EXERCISE DIRECTIONS. Write out all entries word for word.

(Saved data entries)
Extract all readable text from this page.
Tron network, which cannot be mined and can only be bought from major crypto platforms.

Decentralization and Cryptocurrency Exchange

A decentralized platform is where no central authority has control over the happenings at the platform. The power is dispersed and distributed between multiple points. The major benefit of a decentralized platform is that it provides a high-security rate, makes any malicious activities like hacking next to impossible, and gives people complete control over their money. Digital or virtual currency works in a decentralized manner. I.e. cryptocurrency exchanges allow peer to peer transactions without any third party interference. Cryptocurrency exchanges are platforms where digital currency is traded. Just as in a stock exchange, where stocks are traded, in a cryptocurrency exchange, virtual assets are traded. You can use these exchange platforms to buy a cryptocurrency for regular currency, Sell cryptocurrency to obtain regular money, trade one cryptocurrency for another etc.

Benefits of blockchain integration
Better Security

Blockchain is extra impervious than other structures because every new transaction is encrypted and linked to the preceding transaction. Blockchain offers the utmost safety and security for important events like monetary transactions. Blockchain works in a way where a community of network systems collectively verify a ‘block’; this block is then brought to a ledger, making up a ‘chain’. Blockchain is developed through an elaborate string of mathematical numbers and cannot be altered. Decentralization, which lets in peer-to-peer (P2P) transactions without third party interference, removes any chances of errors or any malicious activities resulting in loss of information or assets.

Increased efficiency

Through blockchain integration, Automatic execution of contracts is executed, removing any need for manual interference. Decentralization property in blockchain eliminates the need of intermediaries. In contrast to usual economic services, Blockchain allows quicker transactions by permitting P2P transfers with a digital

RESPONSE.
Extract all readable text from this page.
Tron network, which cannot be mined and can only be bought from major crypto platforms.

Decentralization and Cryptocurrency Exchange

A decentralized platform is where no central authority has control over the happenings at the platform. The power is dispersed and distributed between multiple points. The major benefit of a decentralized platform is that it provides a high-security rate, makes any malicious activities like hacking next to impossible, and gives people complete control over their money. Digital or virtual currency works in a decentralized manner. I.e. cryptocurrency exchanges allow peer to peer transactions without any third party interference. Cryptocurrency exchanges are platforms where digital currency is traded. Just as in a stock exchange, where stocks are traded, in a cryptocurrency exchange, virtual assets are traded. You can use these exchange platforms to buy a cryptocurrency for regular currency, Sell cryptocurrency to obtain regular money, trade one cryptocurrency for another etc.

Benefits of blockchain integration
Better Security

Blockchain is extra impervious than other structures because every new transaction is encrypted and linked to the preceding transaction. Blockchain offers the utmost safety and security for important events like monetary transactions. Blockchain works in a way where a community of network systems collectively verify a ‘block’; this block is then brought to a ledger, making up a ‘chain’. Blockchain is developed through an elaborate string of mathematical numbers and cannot be altered. Decentralization, which lets in peer-to-peer (P2P) transactions without third party interference, removes any chances of errors or any malicious activities resulting in loss of information or assets.

Increased efficiency

Through blockchain integration, Automatic execution of contracts is executed, removing any need for manual interference. Decentralization property in blockchain eliminates the need of intermediaries. In contrast to usual economic services, Blockchain allows quicker transactions by permitting P2P transfers with a digital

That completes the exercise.